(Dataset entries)
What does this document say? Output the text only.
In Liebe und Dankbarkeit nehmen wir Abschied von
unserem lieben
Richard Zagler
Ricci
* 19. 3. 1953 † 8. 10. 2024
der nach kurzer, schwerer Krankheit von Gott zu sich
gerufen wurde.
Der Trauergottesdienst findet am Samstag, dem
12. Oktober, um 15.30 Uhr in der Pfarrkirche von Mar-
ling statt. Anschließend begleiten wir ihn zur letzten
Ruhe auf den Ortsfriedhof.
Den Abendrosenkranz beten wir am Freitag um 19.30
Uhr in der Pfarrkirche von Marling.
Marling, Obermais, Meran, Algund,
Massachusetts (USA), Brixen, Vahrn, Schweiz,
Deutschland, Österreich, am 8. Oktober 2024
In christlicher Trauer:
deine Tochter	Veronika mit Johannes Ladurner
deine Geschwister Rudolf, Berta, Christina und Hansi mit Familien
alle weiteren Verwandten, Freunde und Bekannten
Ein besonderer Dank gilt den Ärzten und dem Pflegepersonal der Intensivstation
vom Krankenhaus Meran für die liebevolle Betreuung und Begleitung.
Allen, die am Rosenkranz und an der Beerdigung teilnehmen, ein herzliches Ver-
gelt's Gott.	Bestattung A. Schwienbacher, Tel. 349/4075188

*Your instructions*: Emit the full listing verbatim.

*Answer*:
What does this document say? Output the text only.
In Liebe und Dankbarkeit nehmen wir Abschied von
unserem lieben
Richard Zagler
Ricci
* 19. 3. 1953 † 8. 10. 2024
der nach kurzer, schwerer Krankheit von Gott zu sich
gerufen wurde.
Der Trauergottesdienst findet am Samstag, dem
12. Oktober, um 15.30 Uhr in der Pfarrkirche von Mar-
ling statt. Anschließend begleiten wir ihn zur letzten
Ruhe auf den Ortsfriedhof.
Den Abendrosenkranz beten wir am Freitag um 19.30
Uhr in der Pfarrkirche von Marling.
Marling, Obermais, Meran, Algund,
Massachusetts (USA), Brixen, Vahrn, Schweiz,
Deutschland, Österreich, am 8. Oktober 2024
In christlicher Trauer:
deine Tochter	Veronika mit Johannes Ladurner
deine Geschwister Rudolf, Berta, Christina und Hansi mit Familien
alle weiteren Verwandten, Freunde und Bekannten
Ein besonderer Dank gilt den Ärzten und dem Pflegepersonal der Intensivstation
vom Krankenhaus Meran für die liebevolle Betreuung und Begleitung.
Allen, die am Rosenkranz und an der Beerdigung teilnehmen, ein herzliches Ver-
gelt's Gott.	Bestattung A. Schwienbacher, Tel. 349/4075188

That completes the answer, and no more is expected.